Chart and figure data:
***
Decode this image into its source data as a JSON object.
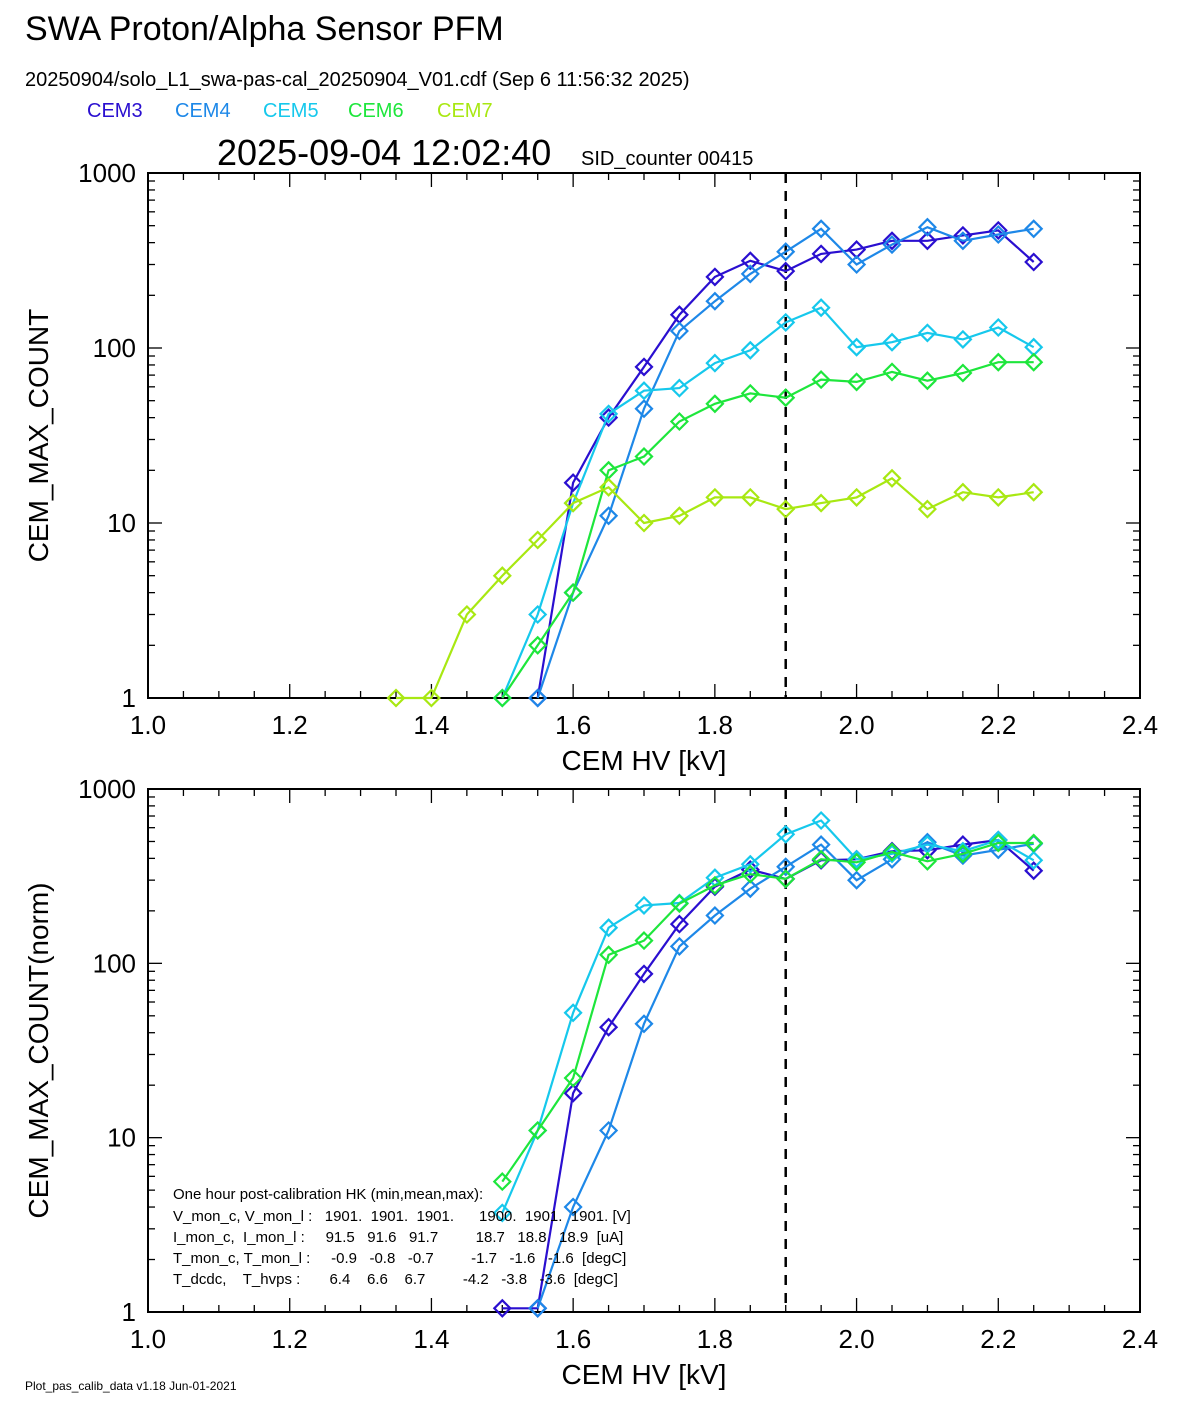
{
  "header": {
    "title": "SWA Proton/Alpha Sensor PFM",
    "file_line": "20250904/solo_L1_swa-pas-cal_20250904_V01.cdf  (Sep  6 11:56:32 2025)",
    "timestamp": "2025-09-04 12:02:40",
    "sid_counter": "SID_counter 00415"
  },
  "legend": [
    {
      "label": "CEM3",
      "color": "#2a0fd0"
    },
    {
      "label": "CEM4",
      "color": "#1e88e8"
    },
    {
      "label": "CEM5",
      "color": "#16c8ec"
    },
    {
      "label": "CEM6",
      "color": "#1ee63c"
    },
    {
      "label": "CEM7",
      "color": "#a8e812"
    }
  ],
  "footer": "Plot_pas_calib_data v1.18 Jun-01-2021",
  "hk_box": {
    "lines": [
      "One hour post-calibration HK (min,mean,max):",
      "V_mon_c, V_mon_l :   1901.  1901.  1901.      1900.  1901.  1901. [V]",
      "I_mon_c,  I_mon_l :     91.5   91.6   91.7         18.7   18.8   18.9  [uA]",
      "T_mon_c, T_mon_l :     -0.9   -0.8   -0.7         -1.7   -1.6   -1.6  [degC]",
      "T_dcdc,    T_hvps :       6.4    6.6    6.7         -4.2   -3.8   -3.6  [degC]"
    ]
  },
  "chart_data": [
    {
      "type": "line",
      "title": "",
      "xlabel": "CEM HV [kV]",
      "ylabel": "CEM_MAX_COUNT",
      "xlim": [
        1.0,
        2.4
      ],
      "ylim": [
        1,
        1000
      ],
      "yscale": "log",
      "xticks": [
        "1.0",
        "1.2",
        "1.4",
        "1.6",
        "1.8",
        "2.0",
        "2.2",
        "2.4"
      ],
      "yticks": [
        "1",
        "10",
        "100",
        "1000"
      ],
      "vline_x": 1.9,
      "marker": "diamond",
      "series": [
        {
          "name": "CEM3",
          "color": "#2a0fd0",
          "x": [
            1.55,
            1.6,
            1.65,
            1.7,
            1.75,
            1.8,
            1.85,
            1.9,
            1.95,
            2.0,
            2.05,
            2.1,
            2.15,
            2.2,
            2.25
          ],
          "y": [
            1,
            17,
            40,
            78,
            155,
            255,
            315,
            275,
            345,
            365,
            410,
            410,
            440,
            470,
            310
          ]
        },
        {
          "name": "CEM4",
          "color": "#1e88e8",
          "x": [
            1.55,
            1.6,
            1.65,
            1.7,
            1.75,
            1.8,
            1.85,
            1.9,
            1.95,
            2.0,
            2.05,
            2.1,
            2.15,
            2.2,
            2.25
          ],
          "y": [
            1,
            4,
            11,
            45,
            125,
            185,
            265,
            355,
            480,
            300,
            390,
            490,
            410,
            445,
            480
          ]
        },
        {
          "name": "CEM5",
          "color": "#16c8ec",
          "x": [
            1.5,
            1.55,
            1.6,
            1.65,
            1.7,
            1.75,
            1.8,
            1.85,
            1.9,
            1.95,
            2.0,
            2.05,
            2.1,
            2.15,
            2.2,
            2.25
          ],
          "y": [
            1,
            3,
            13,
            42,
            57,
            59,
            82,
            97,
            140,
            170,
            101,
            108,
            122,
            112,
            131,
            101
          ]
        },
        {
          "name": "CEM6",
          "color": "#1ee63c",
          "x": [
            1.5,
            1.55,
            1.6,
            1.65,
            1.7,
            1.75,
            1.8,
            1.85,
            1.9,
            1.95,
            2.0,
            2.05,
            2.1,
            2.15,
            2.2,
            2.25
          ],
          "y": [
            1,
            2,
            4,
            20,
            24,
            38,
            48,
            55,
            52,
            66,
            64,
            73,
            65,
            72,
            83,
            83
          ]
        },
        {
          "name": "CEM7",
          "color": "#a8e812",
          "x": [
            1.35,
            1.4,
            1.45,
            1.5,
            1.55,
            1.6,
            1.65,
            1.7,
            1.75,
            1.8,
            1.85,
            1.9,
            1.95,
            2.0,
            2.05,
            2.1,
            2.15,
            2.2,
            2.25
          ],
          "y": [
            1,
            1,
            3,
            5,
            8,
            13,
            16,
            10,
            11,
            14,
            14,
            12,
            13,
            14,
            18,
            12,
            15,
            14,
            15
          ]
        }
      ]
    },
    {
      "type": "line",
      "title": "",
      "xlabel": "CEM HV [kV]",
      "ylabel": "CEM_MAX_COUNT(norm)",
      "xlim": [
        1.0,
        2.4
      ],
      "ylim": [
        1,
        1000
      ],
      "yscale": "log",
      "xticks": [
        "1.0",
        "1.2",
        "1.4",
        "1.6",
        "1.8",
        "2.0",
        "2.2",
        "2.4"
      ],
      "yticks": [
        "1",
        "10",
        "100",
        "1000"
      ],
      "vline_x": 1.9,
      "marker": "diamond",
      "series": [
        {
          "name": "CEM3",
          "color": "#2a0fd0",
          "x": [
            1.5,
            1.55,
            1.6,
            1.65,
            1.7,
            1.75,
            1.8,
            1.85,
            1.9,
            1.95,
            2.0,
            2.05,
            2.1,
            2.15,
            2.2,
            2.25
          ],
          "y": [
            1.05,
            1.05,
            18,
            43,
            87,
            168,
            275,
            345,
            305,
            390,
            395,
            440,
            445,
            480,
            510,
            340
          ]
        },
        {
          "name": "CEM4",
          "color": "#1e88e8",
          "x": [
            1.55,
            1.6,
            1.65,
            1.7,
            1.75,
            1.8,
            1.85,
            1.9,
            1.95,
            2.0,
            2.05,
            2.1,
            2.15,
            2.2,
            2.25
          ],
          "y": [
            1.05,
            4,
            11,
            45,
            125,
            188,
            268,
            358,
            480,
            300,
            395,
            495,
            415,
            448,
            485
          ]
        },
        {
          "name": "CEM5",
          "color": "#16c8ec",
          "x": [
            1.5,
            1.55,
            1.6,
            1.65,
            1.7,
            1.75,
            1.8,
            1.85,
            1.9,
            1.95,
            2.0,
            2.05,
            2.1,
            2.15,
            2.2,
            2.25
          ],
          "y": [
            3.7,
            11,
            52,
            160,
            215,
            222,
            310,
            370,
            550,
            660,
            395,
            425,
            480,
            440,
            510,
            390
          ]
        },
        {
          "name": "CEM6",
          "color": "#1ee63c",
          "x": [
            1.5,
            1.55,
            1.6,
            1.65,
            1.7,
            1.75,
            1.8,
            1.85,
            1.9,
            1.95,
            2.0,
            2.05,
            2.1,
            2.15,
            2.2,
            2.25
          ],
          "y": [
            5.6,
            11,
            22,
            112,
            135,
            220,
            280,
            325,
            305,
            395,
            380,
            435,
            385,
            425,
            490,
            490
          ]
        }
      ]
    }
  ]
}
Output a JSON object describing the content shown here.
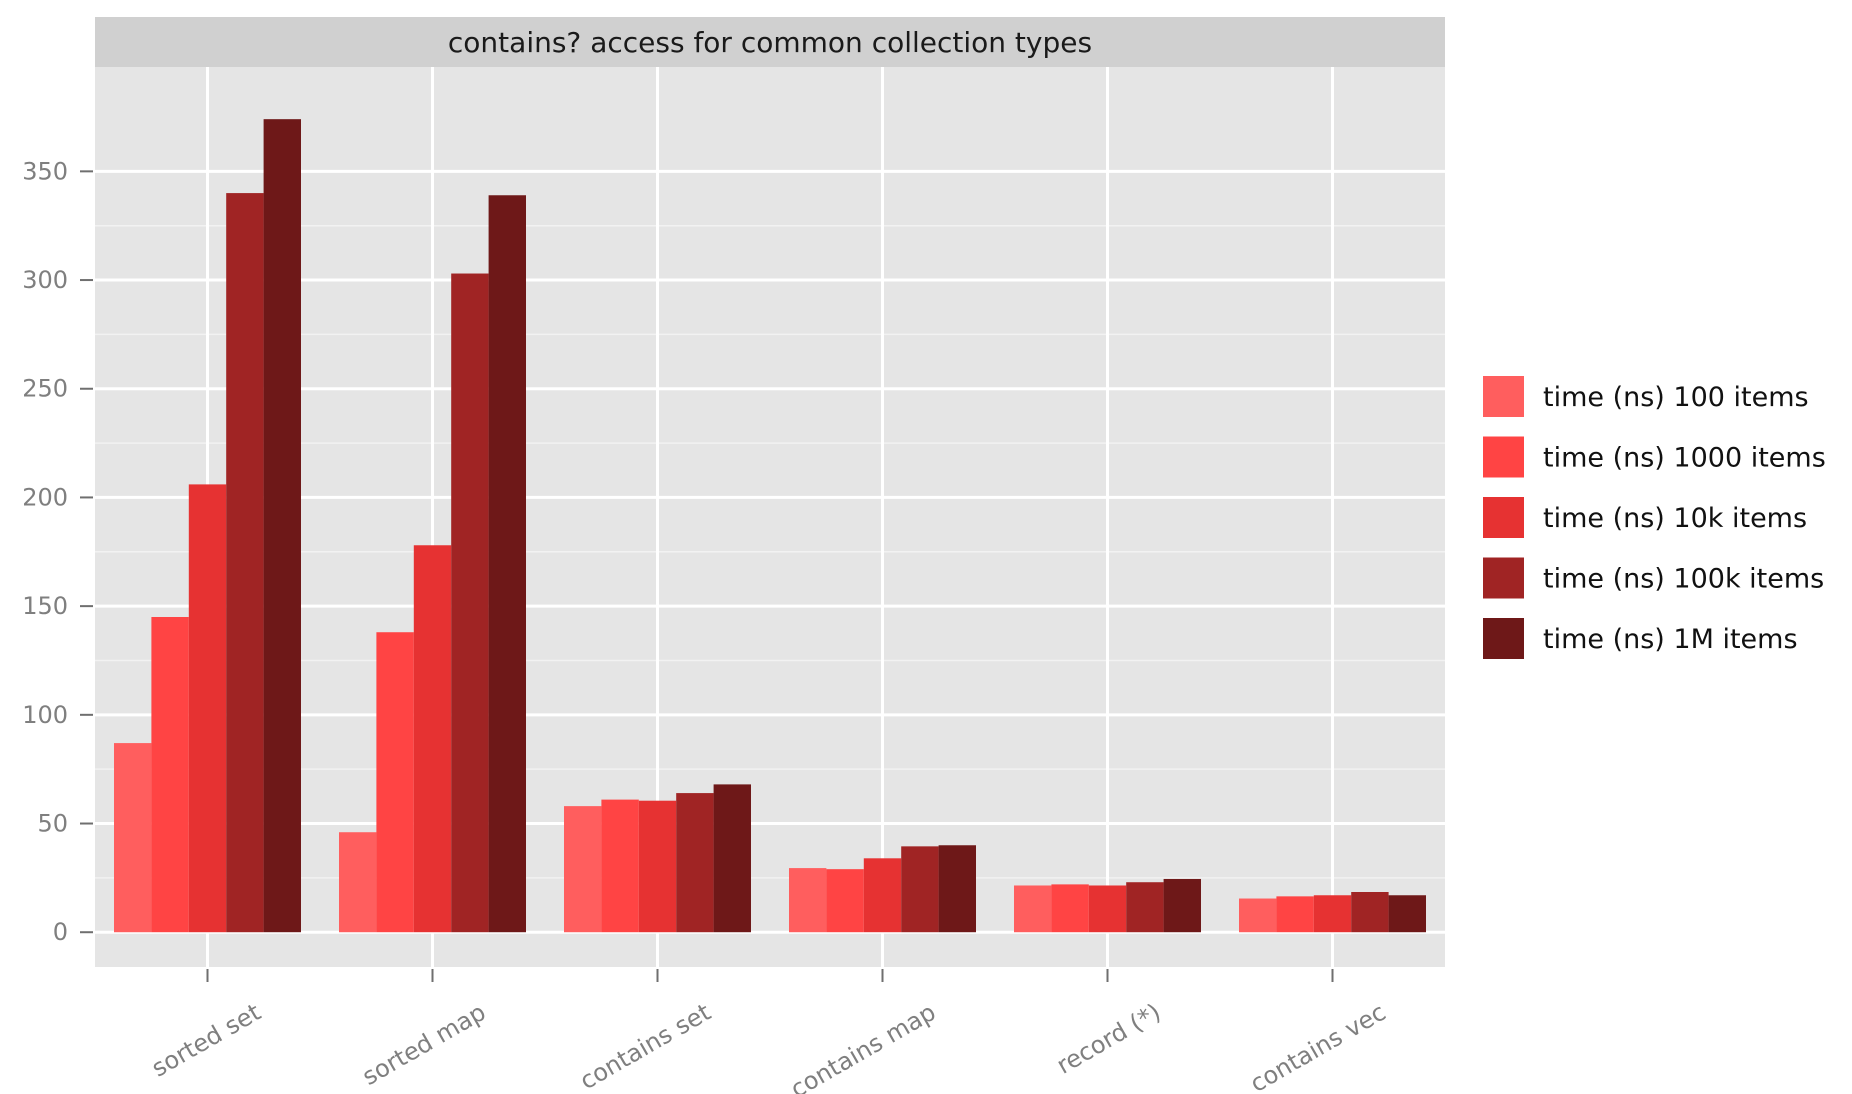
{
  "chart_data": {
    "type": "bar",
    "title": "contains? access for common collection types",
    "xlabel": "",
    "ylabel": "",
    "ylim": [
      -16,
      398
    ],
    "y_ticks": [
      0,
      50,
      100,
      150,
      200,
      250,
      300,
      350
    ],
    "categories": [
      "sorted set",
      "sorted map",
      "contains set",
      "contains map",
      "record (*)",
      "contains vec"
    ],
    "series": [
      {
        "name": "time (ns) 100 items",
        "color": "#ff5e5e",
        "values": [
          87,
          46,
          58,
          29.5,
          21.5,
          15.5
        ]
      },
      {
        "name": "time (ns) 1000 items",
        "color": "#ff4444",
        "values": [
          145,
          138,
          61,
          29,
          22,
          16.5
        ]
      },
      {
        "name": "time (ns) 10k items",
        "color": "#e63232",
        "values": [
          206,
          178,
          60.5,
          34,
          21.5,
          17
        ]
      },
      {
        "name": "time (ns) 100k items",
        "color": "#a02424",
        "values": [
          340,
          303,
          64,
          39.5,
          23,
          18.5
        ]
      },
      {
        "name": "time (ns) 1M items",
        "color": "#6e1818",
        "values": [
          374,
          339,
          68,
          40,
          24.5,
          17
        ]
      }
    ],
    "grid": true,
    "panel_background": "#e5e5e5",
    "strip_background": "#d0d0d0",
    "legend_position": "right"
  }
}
***
Instructions for the task: Which lines contain "title"? Show each of them.

Task answer:
    "title": "SWA Proton/Alpha Sensor PFM",
      "title": "",
      "title": "",
    "title": "contains? access for common collection types",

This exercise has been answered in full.